**AIM OF THE TASK:**
Go through the listing and pick out each line with the word "заявителя" in it.

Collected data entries

>> Start

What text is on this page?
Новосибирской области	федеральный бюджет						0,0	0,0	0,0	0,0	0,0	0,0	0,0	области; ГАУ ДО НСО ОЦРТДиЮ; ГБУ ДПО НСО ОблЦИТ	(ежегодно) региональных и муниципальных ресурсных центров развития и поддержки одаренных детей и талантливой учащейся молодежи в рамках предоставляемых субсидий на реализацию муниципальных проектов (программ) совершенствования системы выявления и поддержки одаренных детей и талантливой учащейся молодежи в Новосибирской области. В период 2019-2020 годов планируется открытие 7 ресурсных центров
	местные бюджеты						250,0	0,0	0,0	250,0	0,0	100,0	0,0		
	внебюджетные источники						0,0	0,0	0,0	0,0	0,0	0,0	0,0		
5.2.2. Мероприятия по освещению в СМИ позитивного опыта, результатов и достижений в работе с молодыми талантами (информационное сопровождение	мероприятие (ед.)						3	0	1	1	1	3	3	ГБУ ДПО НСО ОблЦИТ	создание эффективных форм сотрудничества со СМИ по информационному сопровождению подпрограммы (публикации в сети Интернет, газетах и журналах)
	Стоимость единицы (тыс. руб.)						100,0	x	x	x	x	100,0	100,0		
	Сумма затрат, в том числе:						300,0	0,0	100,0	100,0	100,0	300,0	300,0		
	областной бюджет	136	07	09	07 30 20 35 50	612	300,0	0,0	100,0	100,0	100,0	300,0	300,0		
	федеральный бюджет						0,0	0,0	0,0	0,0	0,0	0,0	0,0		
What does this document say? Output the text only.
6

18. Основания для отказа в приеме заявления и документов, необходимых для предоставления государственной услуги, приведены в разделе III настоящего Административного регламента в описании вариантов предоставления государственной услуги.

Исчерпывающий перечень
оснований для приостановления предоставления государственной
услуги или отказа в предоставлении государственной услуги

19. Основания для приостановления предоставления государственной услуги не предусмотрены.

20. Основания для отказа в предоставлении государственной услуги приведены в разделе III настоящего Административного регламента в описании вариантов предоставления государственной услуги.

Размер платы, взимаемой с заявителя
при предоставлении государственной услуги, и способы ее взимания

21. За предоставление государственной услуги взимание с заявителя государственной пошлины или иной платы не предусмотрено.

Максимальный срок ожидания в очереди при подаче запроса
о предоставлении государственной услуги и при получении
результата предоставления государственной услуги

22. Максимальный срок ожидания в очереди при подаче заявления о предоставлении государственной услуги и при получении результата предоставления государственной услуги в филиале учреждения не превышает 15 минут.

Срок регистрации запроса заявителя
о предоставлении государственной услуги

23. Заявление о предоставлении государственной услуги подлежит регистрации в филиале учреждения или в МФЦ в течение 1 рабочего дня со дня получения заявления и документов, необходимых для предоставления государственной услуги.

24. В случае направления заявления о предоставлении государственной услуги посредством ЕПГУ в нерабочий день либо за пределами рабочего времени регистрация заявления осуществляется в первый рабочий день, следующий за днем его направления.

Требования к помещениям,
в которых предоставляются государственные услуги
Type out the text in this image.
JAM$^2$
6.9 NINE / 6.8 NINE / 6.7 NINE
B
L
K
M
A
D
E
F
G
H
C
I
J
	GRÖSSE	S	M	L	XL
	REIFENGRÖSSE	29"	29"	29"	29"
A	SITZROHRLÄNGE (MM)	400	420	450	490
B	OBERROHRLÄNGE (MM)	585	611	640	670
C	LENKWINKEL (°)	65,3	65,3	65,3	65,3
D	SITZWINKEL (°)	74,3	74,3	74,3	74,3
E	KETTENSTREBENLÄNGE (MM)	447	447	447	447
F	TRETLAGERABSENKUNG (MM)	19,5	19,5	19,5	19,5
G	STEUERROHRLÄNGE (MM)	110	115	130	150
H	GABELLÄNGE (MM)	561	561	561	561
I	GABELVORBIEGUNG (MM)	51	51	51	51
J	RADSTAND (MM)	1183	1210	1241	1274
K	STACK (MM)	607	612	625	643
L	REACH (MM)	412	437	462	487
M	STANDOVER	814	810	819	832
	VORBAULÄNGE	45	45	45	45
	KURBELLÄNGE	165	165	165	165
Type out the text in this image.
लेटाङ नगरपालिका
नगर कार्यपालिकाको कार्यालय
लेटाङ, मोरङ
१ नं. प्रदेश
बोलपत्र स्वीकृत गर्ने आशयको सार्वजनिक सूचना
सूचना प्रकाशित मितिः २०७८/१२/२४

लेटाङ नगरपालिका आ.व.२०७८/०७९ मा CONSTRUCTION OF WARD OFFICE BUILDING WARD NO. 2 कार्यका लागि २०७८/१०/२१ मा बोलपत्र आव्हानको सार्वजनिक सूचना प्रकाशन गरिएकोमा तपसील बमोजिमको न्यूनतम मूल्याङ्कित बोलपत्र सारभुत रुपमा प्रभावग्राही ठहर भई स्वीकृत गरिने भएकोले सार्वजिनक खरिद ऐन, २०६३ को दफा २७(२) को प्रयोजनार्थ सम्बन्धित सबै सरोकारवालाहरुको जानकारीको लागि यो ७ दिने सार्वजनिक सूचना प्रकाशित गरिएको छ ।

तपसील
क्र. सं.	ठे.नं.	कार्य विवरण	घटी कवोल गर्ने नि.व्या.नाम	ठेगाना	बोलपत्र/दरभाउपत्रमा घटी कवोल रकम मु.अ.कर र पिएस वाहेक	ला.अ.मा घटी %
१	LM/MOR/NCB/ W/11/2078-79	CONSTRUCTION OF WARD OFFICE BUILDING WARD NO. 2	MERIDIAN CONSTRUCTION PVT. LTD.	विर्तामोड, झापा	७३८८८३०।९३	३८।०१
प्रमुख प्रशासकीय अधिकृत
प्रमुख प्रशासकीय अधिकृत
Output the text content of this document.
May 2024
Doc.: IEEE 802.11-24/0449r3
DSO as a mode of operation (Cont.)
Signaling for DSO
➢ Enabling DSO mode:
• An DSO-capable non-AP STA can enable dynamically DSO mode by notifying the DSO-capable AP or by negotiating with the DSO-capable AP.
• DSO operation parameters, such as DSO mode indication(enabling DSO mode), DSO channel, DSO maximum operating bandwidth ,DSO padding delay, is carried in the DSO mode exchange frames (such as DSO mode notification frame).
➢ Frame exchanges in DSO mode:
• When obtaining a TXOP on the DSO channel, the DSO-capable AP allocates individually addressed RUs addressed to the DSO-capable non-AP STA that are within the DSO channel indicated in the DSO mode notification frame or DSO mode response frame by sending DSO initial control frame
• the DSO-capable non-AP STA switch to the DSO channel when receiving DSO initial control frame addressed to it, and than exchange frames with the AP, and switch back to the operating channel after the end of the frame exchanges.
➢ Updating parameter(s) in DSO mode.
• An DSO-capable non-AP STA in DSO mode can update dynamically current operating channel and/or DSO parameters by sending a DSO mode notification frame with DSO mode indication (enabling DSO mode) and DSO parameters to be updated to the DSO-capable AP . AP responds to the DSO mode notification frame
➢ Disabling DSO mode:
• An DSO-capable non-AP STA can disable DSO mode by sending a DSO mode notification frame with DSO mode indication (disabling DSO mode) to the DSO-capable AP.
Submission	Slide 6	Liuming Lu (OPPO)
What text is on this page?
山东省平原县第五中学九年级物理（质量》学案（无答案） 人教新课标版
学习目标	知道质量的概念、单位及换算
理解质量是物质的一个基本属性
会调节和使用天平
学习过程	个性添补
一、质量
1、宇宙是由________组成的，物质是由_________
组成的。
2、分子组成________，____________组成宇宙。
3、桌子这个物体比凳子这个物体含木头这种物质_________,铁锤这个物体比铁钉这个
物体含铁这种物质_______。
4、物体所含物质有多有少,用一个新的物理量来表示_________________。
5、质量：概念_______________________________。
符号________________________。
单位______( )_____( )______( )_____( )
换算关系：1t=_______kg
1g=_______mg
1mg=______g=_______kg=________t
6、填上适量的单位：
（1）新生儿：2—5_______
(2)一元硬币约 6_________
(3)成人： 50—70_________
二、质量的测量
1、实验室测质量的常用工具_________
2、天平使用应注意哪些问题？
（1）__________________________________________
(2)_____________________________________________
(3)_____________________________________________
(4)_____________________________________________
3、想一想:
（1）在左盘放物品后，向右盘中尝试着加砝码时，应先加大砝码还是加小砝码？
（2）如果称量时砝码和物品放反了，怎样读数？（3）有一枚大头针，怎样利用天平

>> End

**OUTPUT FOR THIS TASK:**
Размер платы, взимаемой с заявителя
21. За предоставление государственной услуги взимание с заявителя государственной пошлины или иной платы не предусмотрено.
Срок регистрации запроса заявителя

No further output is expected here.